(Stored records)
** begin **

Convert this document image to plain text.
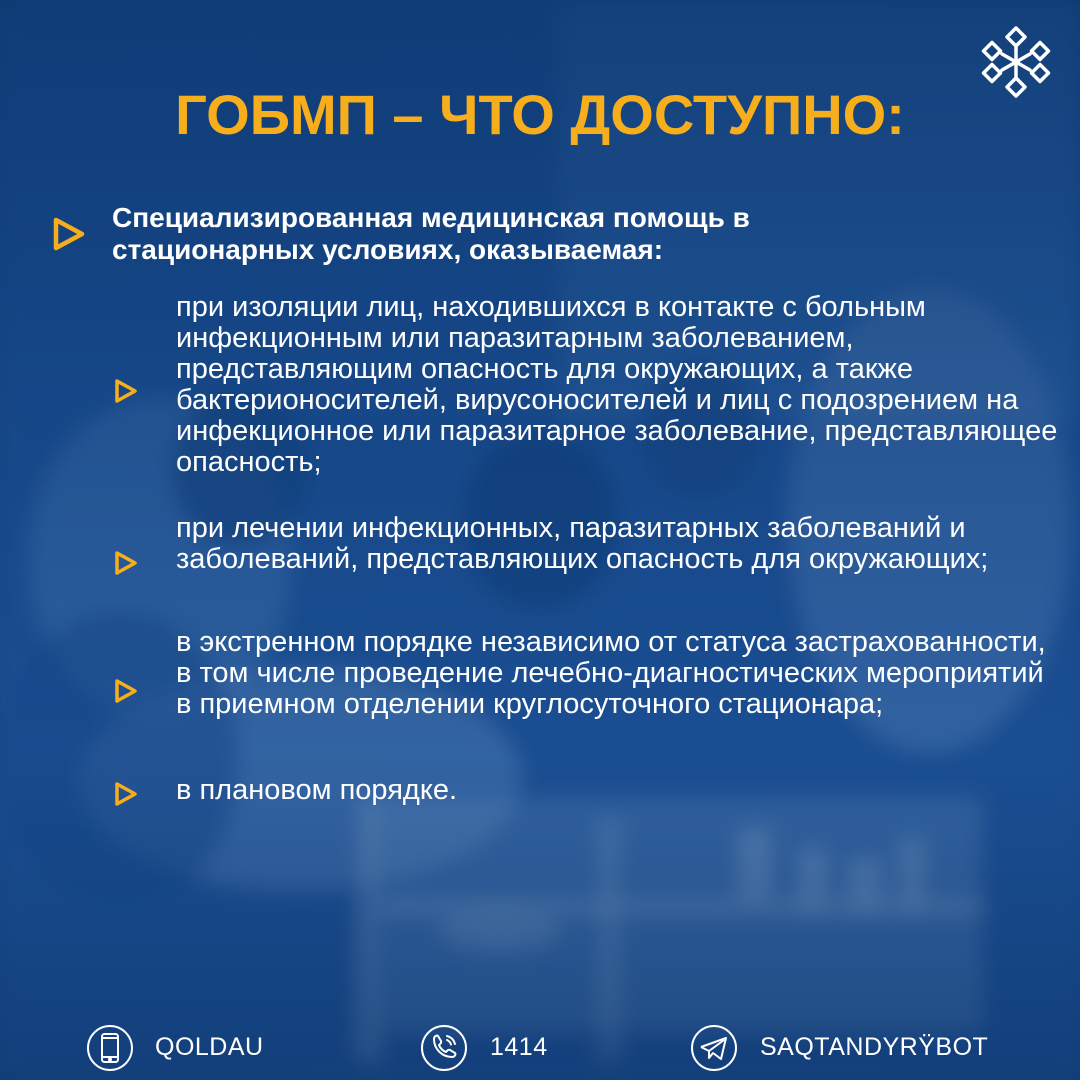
ГОБМП – ЧТО ДОСТУПНО:
Специализированная медицинская помощь в стационарных условиях, оказываемая:
при изоляции лиц, находившихся в контакте с больным инфекционным или паразитарным заболеванием, представляющим опасность для окружающих, а также бактерионосителей, вирусоносителей и лиц с подозрением на инфекционное или паразитарное заболевание, представляющее опасность;
при лечении инфекционных, паразитарных заболеваний и заболеваний, представляющих опасность для окружающих;
в экстренном порядке независимо от статуса застрахованности, в том числе проведение лечебно-диагностических мероприятий в приемном отделении круглосуточного стационара;
в плановом порядке.
QOLDAU	1414	SAQTANDYRŸBOT
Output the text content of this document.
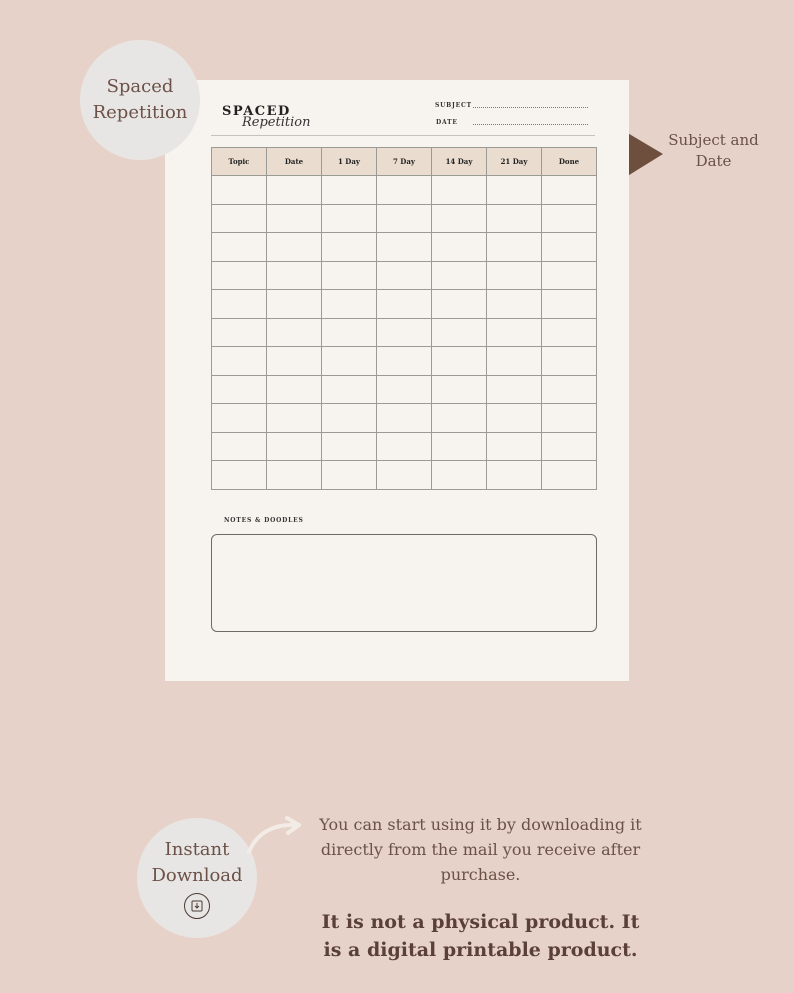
Spaced
Repetition	SPACED
Repetition
SUBJECT
DATE
Topic	Date	1 Day	7 Day	14 Day	21 Day	Done

NOTES & DOODLES
Subject and
Date
Instant
Download
You can start using it by downloading it directly from the mail you receive after purchase.
It is not a physical product. It is a digital printable product.
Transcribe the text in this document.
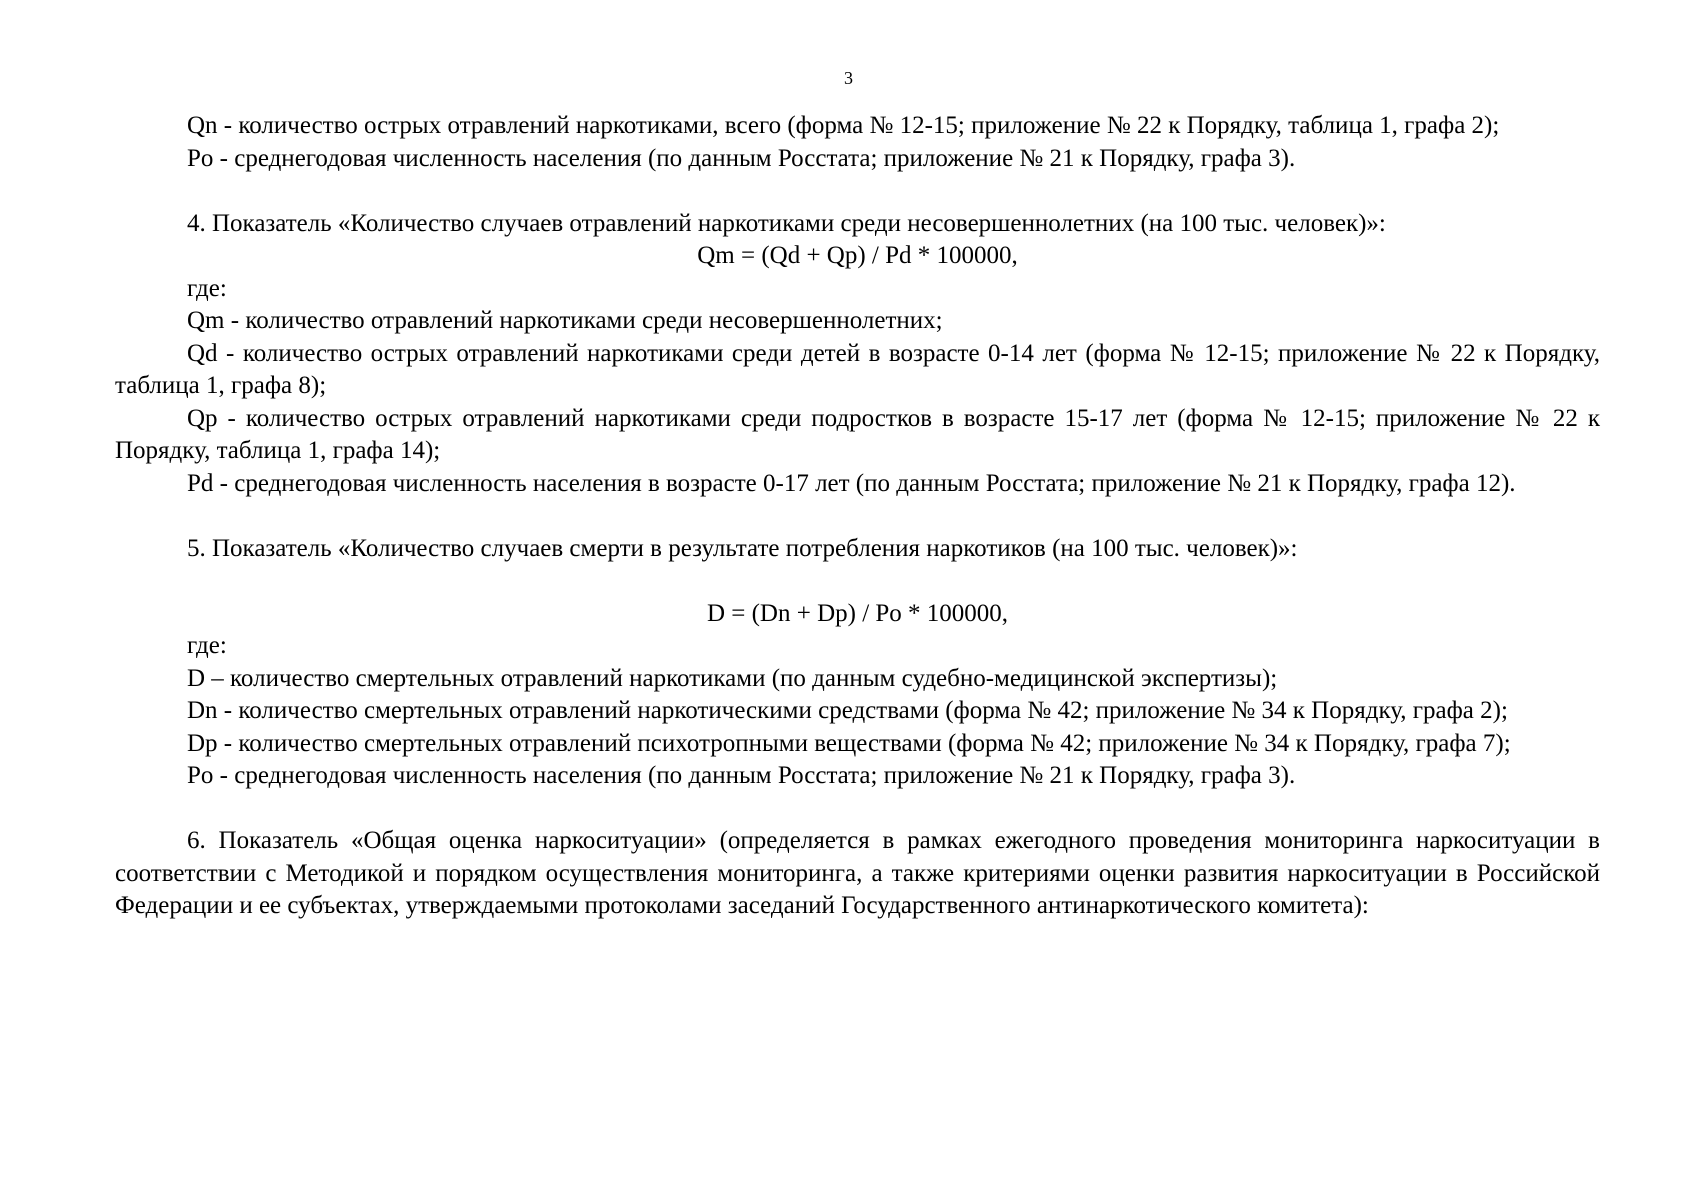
3

Qn - количество острых отравлений наркотиками, всего (форма № 12-15; приложение № 22 к Порядку, таблица 1, графа 2);

Po - среднегодовая численность населения (по данным Росстата; приложение № 21 к Порядку, графа 3).

4. Показатель «Количество случаев отравлений наркотиками среди несовершеннолетних (на 100 тыс. человек)»:

Qm = (Qd + Qp) / Pd * 100000,

где:

Qm - количество отравлений наркотиками среди несовершеннолетних;

Qd - количество острых отравлений наркотиками среди детей в возрасте 0-14 лет (форма № 12-15; приложение № 22 к Порядку, таблица 1, графа 8);

Qp - количество острых отравлений наркотиками среди подростков в возрасте 15-17 лет (форма № 12-15; приложение № 22 к Порядку, таблица 1, графа 14);

Pd - среднегодовая численность населения в возрасте 0-17 лет (по данным Росстата; приложение № 21 к Порядку, графа 12).

5. Показатель «Количество случаев смерти в результате потребления наркотиков (на 100 тыс. человек)»:

D = (Dn + Dp) / Po * 100000,

где:

D – количество смертельных отравлений наркотиками (по данным судебно-медицинской экспертизы);

Dn - количество смертельных отравлений наркотическими средствами (форма № 42; приложение № 34 к Порядку, графа 2);

Dp - количество смертельных отравлений психотропными веществами (форма № 42; приложение № 34 к Порядку, графа 7);

Po - среднегодовая численность населения (по данным Росстата; приложение № 21 к Порядку, графа 3).

6. Показатель «Общая оценка наркоситуации» (определяется в рамках ежегодного проведения мониторинга наркоситуации в соответствии с Методикой и порядком осуществления мониторинга, а также критериями оценки развития наркоситуации в Российской Федерации и ее субъектах, утверждаемыми протоколами заседаний Государственного антинаркотического комитета):
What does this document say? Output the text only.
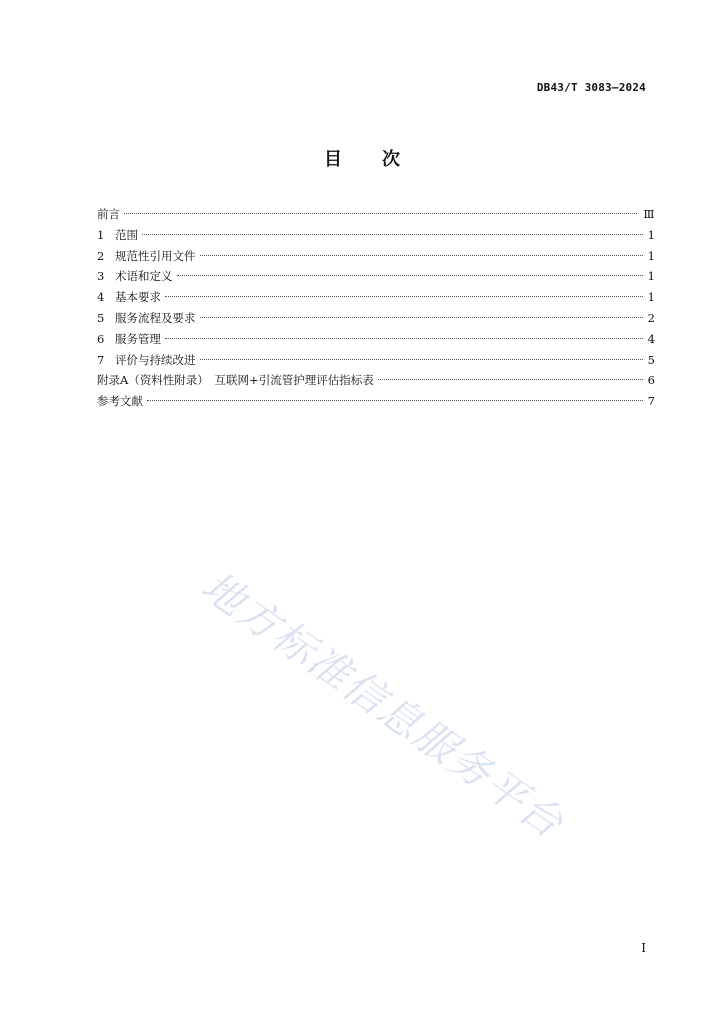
DB43/T 3083—2024
目 次
前言	Ⅲ
1 范围	1
2 规范性引用文件	1
3 术语和定义	1
4 基本要求	1
5 服务流程及要求	2
6 服务管理	4
7 评价与持续改进	5
附录A（资料性附录）　互联网+引流管护理评估指标表	6
参考文献	7
地方标准信息服务平台
I
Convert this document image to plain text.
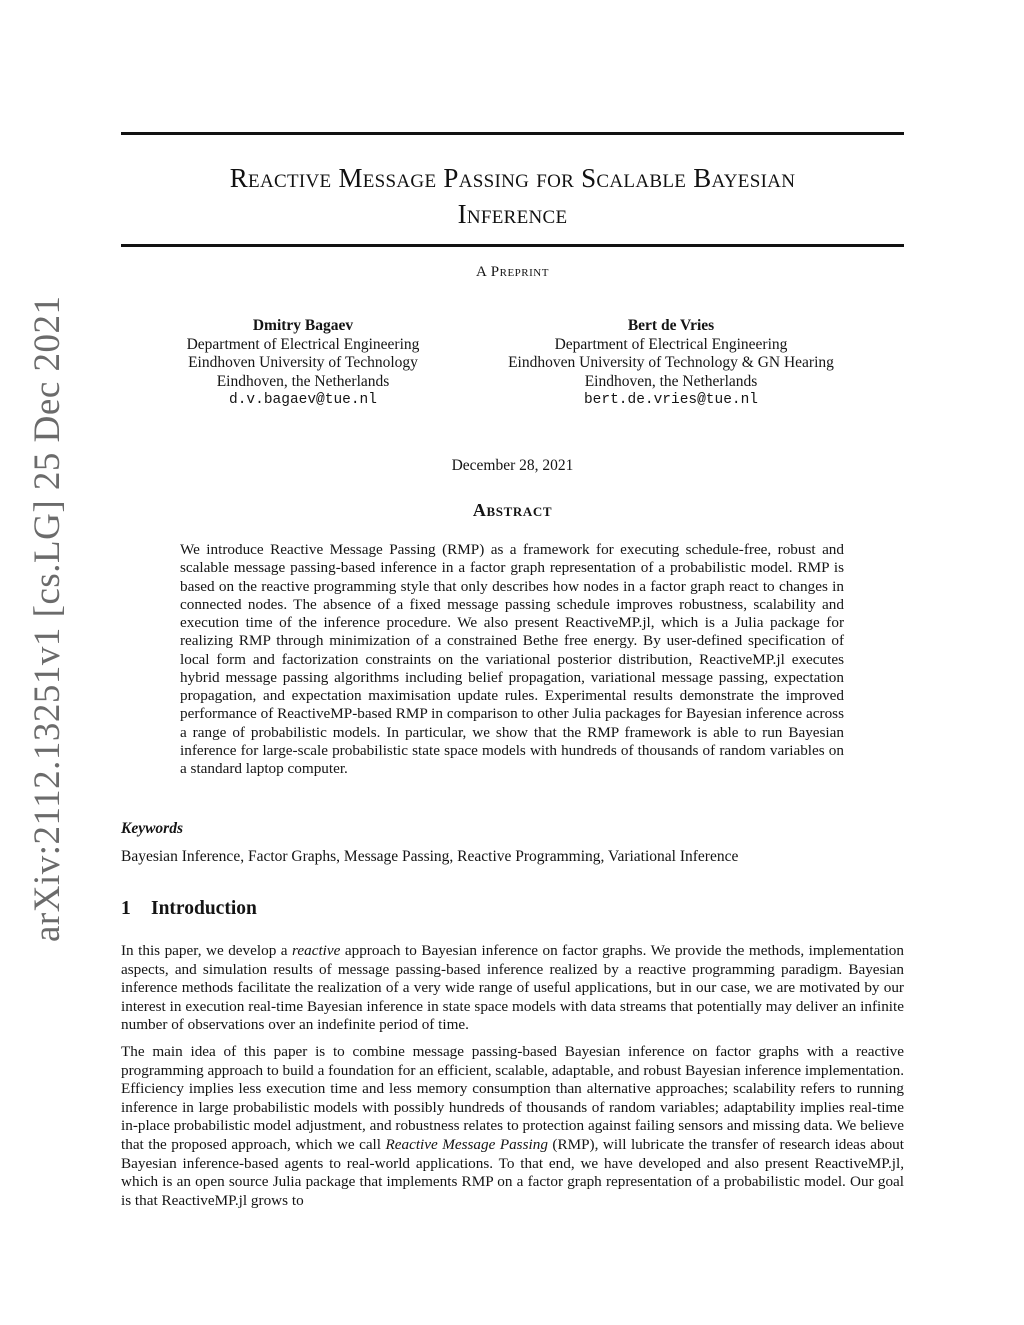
Reactive Message Passing for Scalable Bayesian
Inference
A Preprint
Dmitry Bagaev
Department of Electrical Engineering
Eindhoven University of Technology
Eindhoven, the Netherlands
d.v.bagaev@tue.nl
Bert de Vries
Department of Electrical Engineering
Eindhoven University of Technology & GN Hearing
Eindhoven, the Netherlands
bert.de.vries@tue.nl
December 28, 2021
Abstract

We introduce Reactive Message Passing (RMP) as a framework for executing schedule-free, robust and scalable message passing-based inference in a factor graph representation of a probabilistic model. RMP is based on the reactive programming style that only describes how nodes in a factor graph react to changes in connected nodes. The absence of a fixed message passing schedule improves robustness, scalability and execution time of the inference procedure. We also present ReactiveMP.jl, which is a Julia package for realizing RMP through minimization of a constrained Bethe free energy. By user-defined specification of local form and factorization constraints on the variational posterior distribution, ReactiveMP.jl executes hybrid message passing algorithms including belief propagation, variational message passing, expectation propagation, and expectation maximisation update rules. Experimental results demonstrate the improved performance of ReactiveMP-based RMP in comparison to other Julia packages for Bayesian inference across a range of probabilistic models. In particular, we show that the RMP framework is able to run Bayesian inference for large-scale probabilistic state space models with hundreds of thousands of random variables on a standard laptop computer.

Keywords
Bayesian Inference, Factor Graphs, Message Passing, Reactive Programming, Variational Inference
1 Introduction

In this paper, we develop a reactive approach to Bayesian inference on factor graphs. We provide the methods, implementation aspects, and simulation results of message passing-based inference realized by a reactive programming paradigm. Bayesian inference methods facilitate the realization of a very wide range of useful applications, but in our case, we are motivated by our interest in execution real-time Bayesian inference in state space models with data streams that potentially may deliver an infinite number of observations over an indefinite period of time.

The main idea of this paper is to combine message passing-based Bayesian inference on factor graphs with a reactive programming approach to build a foundation for an efficient, scalable, adaptable, and robust Bayesian inference implementation. Efficiency implies less execution time and less memory consumption than alternative approaches; scalability refers to running inference in large probabilistic models with possibly hundreds of thousands of random variables; adaptability implies real-time in-place probabilistic model adjustment, and robustness relates to protection against failing sensors and missing data. We believe that the proposed approach, which we call Reactive Message Passing (RMP), will lubricate the transfer of research ideas about Bayesian inference-based agents to real-world applications. To that end, we have developed and also present ReactiveMP.jl, which is an open source Julia package that implements RMP on a factor graph representation of a probabilistic model. Our goal is that ReactiveMP.jl grows to

arXiv:2112.13251v1 [cs.LG] 25 Dec 2021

** end **

◆ **Prompt**
Return every line of the records exactly as given, pictures excluded.

◆ **Task output**
Convert this document image to plain text.
ГОБМП – ЧТО ДОСТУПНО:
Специализированная медицинская помощь в стационарных условиях, оказываемая:
при изоляции лиц, находившихся в контакте с больным инфекционным или паразитарным заболеванием, представляющим опасность для окружающих, а также бактерионосителей, вирусоносителей и лиц с подозрением на инфекционное или паразитарное заболевание, представляющее опасность;
при лечении инфекционных, паразитарных заболеваний и заболеваний, представляющих опасность для окружающих;
в экстренном порядке независимо от статуса застрахованности, в том числе проведение лечебно-диагностических мероприятий в приемном отделении круглосуточного стационара;
в плановом порядке.
QOLDAU	1414	SAQTANDYRŸBOT
Output the text content of this document.
Spaced
Repetition	SPACED
Repetition
SUBJECT
DATE
Topic	Date	1 Day	7 Day	14 Day	21 Day	Done

NOTES & DOODLES
Subject and
Date
Instant
Download
You can start using it by downloading it directly from the mail you receive after purchase.
It is not a physical product. It is a digital printable product.
Transcribe the text in this document.
3

Qn - количество острых отравлений наркотиками, всего (форма № 12-15; приложение № 22 к Порядку, таблица 1, графа 2);

Po - среднегодовая численность населения (по данным Росстата; приложение № 21 к Порядку, графа 3).

4. Показатель «Количество случаев отравлений наркотиками среди несовершеннолетних (на 100 тыс. человек)»:

Qm = (Qd + Qp) / Pd * 100000,

где:

Qm - количество отравлений наркотиками среди несовершеннолетних;

Qd - количество острых отравлений наркотиками среди детей в возрасте 0-14 лет (форма № 12-15; приложение № 22 к Порядку, таблица 1, графа 8);

Qp - количество острых отравлений наркотиками среди подростков в возрасте 15-17 лет (форма № 12-15; приложение № 22 к Порядку, таблица 1, графа 14);

Pd - среднегодовая численность населения в возрасте 0-17 лет (по данным Росстата; приложение № 21 к Порядку, графа 12).

5. Показатель «Количество случаев смерти в результате потребления наркотиков (на 100 тыс. человек)»:

D = (Dn + Dp) / Po * 100000,

где:

D – количество смертельных отравлений наркотиками (по данным судебно-медицинской экспертизы);

Dn - количество смертельных отравлений наркотическими средствами (форма № 42; приложение № 34 к Порядку, графа 2);

Dp - количество смертельных отравлений психотропными веществами (форма № 42; приложение № 34 к Порядку, графа 7);

Po - среднегодовая численность населения (по данным Росстата; приложение № 21 к Порядку, графа 3).

6. Показатель «Общая оценка наркоситуации» (определяется в рамках ежегодного проведения мониторинга наркоситуации в соответствии с Методикой и порядком осуществления мониторинга, а также критериями оценки развития наркоситуации в Российской Федерации и ее субъектах, утверждаемыми протоколами заседаний Государственного антинаркотического комитета):
What does this document say? Output the text only.
DB43/T 3083—2024
目 次
前言	Ⅲ
1 范围	1
2 规范性引用文件	1
3 术语和定义	1
4 基本要求	1
5 服务流程及要求	2
6 服务管理	4
7 评价与持续改进	5
附录A（资料性附录）　互联网+引流管护理评估指标表	6
参考文献	7
地方标准信息服务平台
I
Convert this document image to plain text.
Reactive Message Passing for Scalable Bayesian
Inference
A Preprint
Dmitry Bagaev
Department of Electrical Engineering
Eindhoven University of Technology
Eindhoven, the Netherlands
d.v.bagaev@tue.nl
Bert de Vries
Department of Electrical Engineering
Eindhoven University of Technology & GN Hearing
Eindhoven, the Netherlands
bert.de.vries@tue.nl
December 28, 2021
Abstract

We introduce Reactive Message Passing (RMP) as a framework for executing schedule-free, robust and scalable message passing-based inference in a factor graph representation of a probabilistic model. RMP is based on the reactive programming style that only describes how nodes in a factor graph react to changes in connected nodes. The absence of a fixed message passing schedule improves robustness, scalability and execution time of the inference procedure. We also present ReactiveMP.jl, which is a Julia package for realizing RMP through minimization of a constrained Bethe free energy. By user-defined specification of local form and factorization constraints on the variational posterior distribution, ReactiveMP.jl executes hybrid message passing algorithms including belief propagation, variational message passing, expectation propagation, and expectation maximisation update rules. Experimental results demonstrate the improved performance of ReactiveMP-based RMP in comparison to other Julia packages for Bayesian inference across a range of probabilistic models. In particular, we show that the RMP framework is able to run Bayesian inference for large-scale probabilistic state space models with hundreds of thousands of random variables on a standard laptop computer.

Keywords
Bayesian Inference, Factor Graphs, Message Passing, Reactive Programming, Variational Inference
1 Introduction

In this paper, we develop a reactive approach to Bayesian inference on factor graphs. We provide the methods, implementation aspects, and simulation results of message passing-based inference realized by a reactive programming paradigm. Bayesian inference methods facilitate the realization of a very wide range of useful applications, but in our case, we are motivated by our interest in execution real-time Bayesian inference in state space models with data streams that potentially may deliver an infinite number of observations over an indefinite period of time.

The main idea of this paper is to combine message passing-based Bayesian inference on factor graphs with a reactive programming approach to build a foundation for an efficient, scalable, adaptable, and robust Bayesian inference implementation. Efficiency implies less execution time and less memory consumption than alternative approaches; scalability refers to running inference in large probabilistic models with possibly hundreds of thousands of random variables; adaptability implies real-time in-place probabilistic model adjustment, and robustness relates to protection against failing sensors and missing data. We believe that the proposed approach, which we call Reactive Message Passing (RMP), will lubricate the transfer of research ideas about Bayesian inference-based agents to real-world applications. To that end, we have developed and also present ReactiveMP.jl, which is an open source Julia package that implements RMP on a factor graph representation of a probabilistic model. Our goal is that ReactiveMP.jl grows to

arXiv:2112.13251v1 [cs.LG] 25 Dec 2021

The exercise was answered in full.